Document text >>
--*--

Short version: KISS principle. #14 = 15 amp breaker, #12 = 20 amp breaker.

Sounds like you need to take heed in NEC(2005) Section 90.1(C) Intention: "This Code is not intended as a design specification or an instruction manual for untrained persons."

#14 is _NOT_ 'safe' at 25 amps with today's Romex, or any other wire for that matter, _unless_ the terminals for the electric equipment are rated for 90 degrees Centigrade AND the conductors do not need to be derated for temperature! That's 194 degrees F. You will _not_ find Residential circuit breakers rated for 90 degrees C. Any wire ran in an attic must be derated for temperature.

Yeah, let's do that. The ampacities listed in Table 310.16 are for an ambient temperature of 30 degrees C, that's 86 degrees F. Try looking at the TOP of the column where you got that 25 amps. What's that? 90 degrees C? Like I said, good luck finding Residential circuit breakers and devices with terminals rated at 90 degrees C. For "pundits" see NEC Section 110.14(C)(1) and (2), which basically state that conductors cannot be used at the higher temperature rating unless ALL of the equipment and terminations are is listed and identified, as in "UL", for such use.
The only practical use for the 90 degree C column in Table 310.16 is for derating conductors due to temperature and other factors.

--*--

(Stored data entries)
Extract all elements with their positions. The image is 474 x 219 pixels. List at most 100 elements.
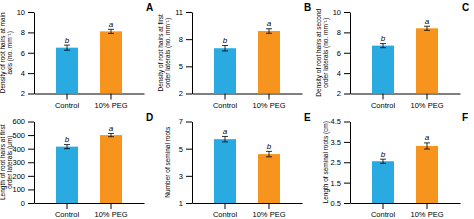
error-bar-line [424,142,430,143]
error-bar-line [427,143,428,149]
y-tick: 500 [12,131,34,140]
y-tick-line [344,73,350,74]
error-bar-line [111,133,112,136]
annotation: a [425,133,430,142]
figure: 246810Control10% PEGbaDensity of root ha… [0,0,474,219]
y-axis: 0.51.52.53.54.5 [331,117,351,207]
annotation: b [65,36,70,45]
y-axis: 25811 [175,8,192,99]
annotation: b [381,150,386,159]
panel-label: F [462,112,468,123]
y-tick-label: 7 [179,117,183,126]
plot-area [214,136,280,203]
error-bar [108,29,114,33]
x-tick: Control [55,94,80,110]
y-tick-label: 4.5 [331,117,341,126]
y-axis: 246810 [17,8,35,99]
y-tick-label: 6 [337,49,341,58]
y-tick: 200 [12,172,34,181]
y-tick: 6 [337,49,350,58]
y-axis-line [192,122,193,204]
error-bar [424,26,430,30]
x-tick-line [67,94,68,100]
y-tick-label: 10 [17,8,25,17]
plot-area [56,29,122,93]
y-tick-line [28,12,34,13]
y-tick-label: 4 [337,69,341,78]
y-tick-line [28,122,34,123]
y-tick-line [344,53,350,54]
x-tick-label: 10% PEG [253,101,286,110]
x-axis-line [193,94,303,95]
error-bar [64,145,70,149]
y-tick-label: 2.5 [331,158,341,167]
error-bar [424,143,430,149]
x-axis-line [351,94,461,95]
annotation: b [381,34,386,43]
y-tick-line [28,203,34,204]
y-tick-line [186,203,192,204]
y-tick-line [344,142,350,143]
panel-label: B [304,2,311,13]
y-tick-label: 500 [12,131,25,140]
plot-area [372,26,438,93]
x-tick-label: 10% PEG [253,210,286,219]
y-tick-label: 8 [21,28,25,37]
y-tick-line [186,94,192,95]
error-bar-line [222,50,228,51]
x-tick-label: Control [371,101,396,110]
y-tick-label: 4 [21,69,25,78]
y-tick: 0 [21,199,34,208]
bar [214,48,236,93]
y-tick-line [344,122,350,123]
y-axis-line [350,13,351,95]
y-tick-label: 5 [179,62,183,71]
x-tick-line [427,94,428,100]
error-bar-line [222,45,228,46]
y-tick: 5 [179,62,192,71]
error-bar [266,29,272,34]
panel-label: E [304,112,311,123]
x-tick: Control [213,203,238,219]
error-bar-line [269,151,270,156]
bar [258,31,280,93]
bar [100,31,122,93]
y-tick-label: 10 [333,8,341,17]
error-bar [380,44,386,48]
error-bar-line [222,141,228,142]
x-axis-line [193,203,303,204]
y-tick-line [28,135,34,136]
error-bar-line [383,159,384,163]
y-axis-line [34,122,35,204]
x-axis: Control10% PEG [351,94,461,110]
y-tick-line [186,122,192,123]
error-bar-line [225,46,226,51]
panel: 25811Control10% PEGbaDensity of root hai… [157,2,312,110]
bar [56,147,78,203]
x-tick: 10% PEG [95,203,128,219]
bar [258,154,280,203]
y-tick-label: 5 [179,145,183,154]
y-axis: 246810 [333,8,351,99]
x-tick-line [67,203,68,209]
y-tick-label: 100 [12,185,25,194]
error-bar-line [111,29,112,33]
y-tick-line [186,12,192,13]
x-tick-line [427,203,428,209]
x-tick-line [225,203,226,209]
y-tick-line [28,94,34,95]
y-tick-label: 400 [12,145,25,154]
x-tick-label: Control [213,101,238,110]
y-axis-line [350,122,351,204]
y-axis: 0100200300400500600 [12,117,34,207]
y-axis-title: Density of root hairs at secondorder lat… [315,8,331,96]
x-tick-line [225,94,226,100]
y-tick-line [28,176,34,177]
x-axis: Control 10% PEG [193,94,303,110]
x-tick: Control [213,94,238,110]
y-tick: 100 [12,185,34,194]
error-bar-line [380,43,386,44]
x-axis-line [35,203,145,204]
x-axis: Control 10% PEG [193,203,303,219]
x-tick-label: 10% PEG [95,101,128,110]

--*--

Set task 1 >> According to the wire-sizing text, what ambient temperature are the ampacities in Table 310.16 based on?
Set task 2 >> Summarize the wire-sizing text in two sentences.
Set task 3 >> Carry on the wire-sizing text after its last sentence.

Written answer 1 >> 30 degrees C, which is 86 degrees F.

Written answer 2 >> The wire-sizing text advises pairing #14 wire with a 15 amp breaker and #12 wire with a 20 amp breaker. It warns that #14 is not safe at 25 amps unless all terminals are rated for 90 degrees C and the conductors need no temperature derating, so the 90 degree C column in Table 310.16 is practical only for derating conductors.

Written answer 3 >>
At best one can find Residential circuit breakers rated at 75 degrees C. Many older circuit breakers are only rated at 60 degrees C. IF you look at the 75 and 60 degree C columns in Table 310.16, #14 is rated at 20 amps. If ya try to crank a fully loaded 90 degree conductor at full 90 degree C rating on a 60 or 75 degree C terminal, something _is_ eventually going to burn.

Yeah, and IF you bother to look at the BOTTOM of Table 310.16, you'll see (temperature) correction factors. Is it safe to say that a typical attic can reach 105 degrees F or higher? The correction factor in the 90 degree column for 105 degrees F is 0.87. Is _not_ Romex commonly installed in attics? Your 25 amps just went from 25 amps to 25 amps x 0.87 = 21.75 amps.
If you bother to look at NEC Section 310.15(B)(2) you'll also see that adjustment factors must be made for number of conductors in conduit or bundled, etc. These adjustment factors are even more drastic than for the temperature correction factors in Table 310.16. The smallest factor (for 4 to 6 wires) is 80%. 25 amps x 80% = 20 amps. Put 'em in an attic and that 20 amps just became 20 x 0.87 = 17.4 amps.

As shown above, that "fat" margin disappears in a hurry. I call it idiot proofing...see NEC Section 90.1(C).

Some areas will not allow wire smaller than #12 in houses. See idiot proofing.
No, it's NOT overkill. Not only that, but a lot of the older Romex and circuit breakers were only rated at 60 degrees C. Some of it was 75 degree C. When derating for temperature, one then has to derate from the 60 or 75 degree columns. 20 amps x 0.87 = 17.4 amps, let's hope it doesn't need further adjustment factors. That's probably why Romex started getting manufactured circa late 80's with 90 degree C wire. IMHO, there is no "fat" margin once considerations for temperature are made. Romex is finally where it should be.....idiot proof.
When houses are "re-wired", sometimes some of that old wiring is reused by some electrical contractors. All the more reason, should one sign a contract to get a house re-wired, to make sure it has a clause that says something like: "All wiring to be new. Remove or abandon in place ALL old wiring."

Yes, #12 is required by NEC for circuits for kitchens, dining rooms, bathrooms, etc.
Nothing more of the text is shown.